### Written request
Retype all of the material below line for line, keeping every character, number and bracket unchanged.

### Information supplied

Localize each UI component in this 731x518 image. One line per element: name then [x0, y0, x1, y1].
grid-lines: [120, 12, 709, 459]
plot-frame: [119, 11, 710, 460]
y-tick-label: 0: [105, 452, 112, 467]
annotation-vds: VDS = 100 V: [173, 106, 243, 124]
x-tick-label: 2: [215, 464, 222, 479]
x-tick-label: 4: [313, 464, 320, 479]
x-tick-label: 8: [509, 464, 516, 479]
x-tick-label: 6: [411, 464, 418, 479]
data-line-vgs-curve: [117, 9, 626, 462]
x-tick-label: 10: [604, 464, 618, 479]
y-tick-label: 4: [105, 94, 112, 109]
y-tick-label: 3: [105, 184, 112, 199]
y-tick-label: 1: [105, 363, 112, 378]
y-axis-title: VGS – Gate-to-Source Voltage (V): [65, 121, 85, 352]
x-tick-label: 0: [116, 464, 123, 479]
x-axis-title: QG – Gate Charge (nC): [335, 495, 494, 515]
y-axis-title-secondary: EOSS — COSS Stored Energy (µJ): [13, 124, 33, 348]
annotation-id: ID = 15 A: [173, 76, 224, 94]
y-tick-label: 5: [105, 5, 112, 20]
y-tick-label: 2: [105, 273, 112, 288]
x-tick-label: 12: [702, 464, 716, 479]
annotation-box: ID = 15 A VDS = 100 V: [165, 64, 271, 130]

### Response for this exercise
Localize each UI component in this 731x518 image. One line per element: name then [x0, y0, x1, y1].
grid-lines: [120, 12, 709, 459]
plot-frame: [119, 11, 710, 460]
y-tick-label: 0: [105, 452, 112, 467]
annotation-vds: VDS = 100 V: [173, 106, 243, 124]
x-tick-label: 2: [215, 464, 222, 479]
x-tick-label: 4: [313, 464, 320, 479]
x-tick-label: 8: [509, 464, 516, 479]
x-tick-label: 6: [411, 464, 418, 479]
data-line-vgs-curve: [117, 9, 626, 462]
x-tick-label: 10: [604, 464, 618, 479]
y-tick-label: 4: [105, 94, 112, 109]
y-tick-label: 3: [105, 184, 112, 199]
y-tick-label: 1: [105, 363, 112, 378]
y-axis-title: VGS – Gate-to-Source Voltage (V): [65, 121, 85, 352]
x-tick-label: 0: [116, 464, 123, 479]
x-axis-title: QG – Gate Charge (nC): [335, 495, 494, 515]
y-axis-title-secondary: EOSS — COSS Stored Energy (µJ): [13, 124, 33, 348]
annotation-id: ID = 15 A: [173, 76, 224, 94]
y-tick-label: 5: [105, 5, 112, 20]
y-tick-label: 2: [105, 273, 112, 288]
x-tick-label: 12: [702, 464, 716, 479]
annotation-box: ID = 15 A VDS = 100 V: [165, 64, 271, 130]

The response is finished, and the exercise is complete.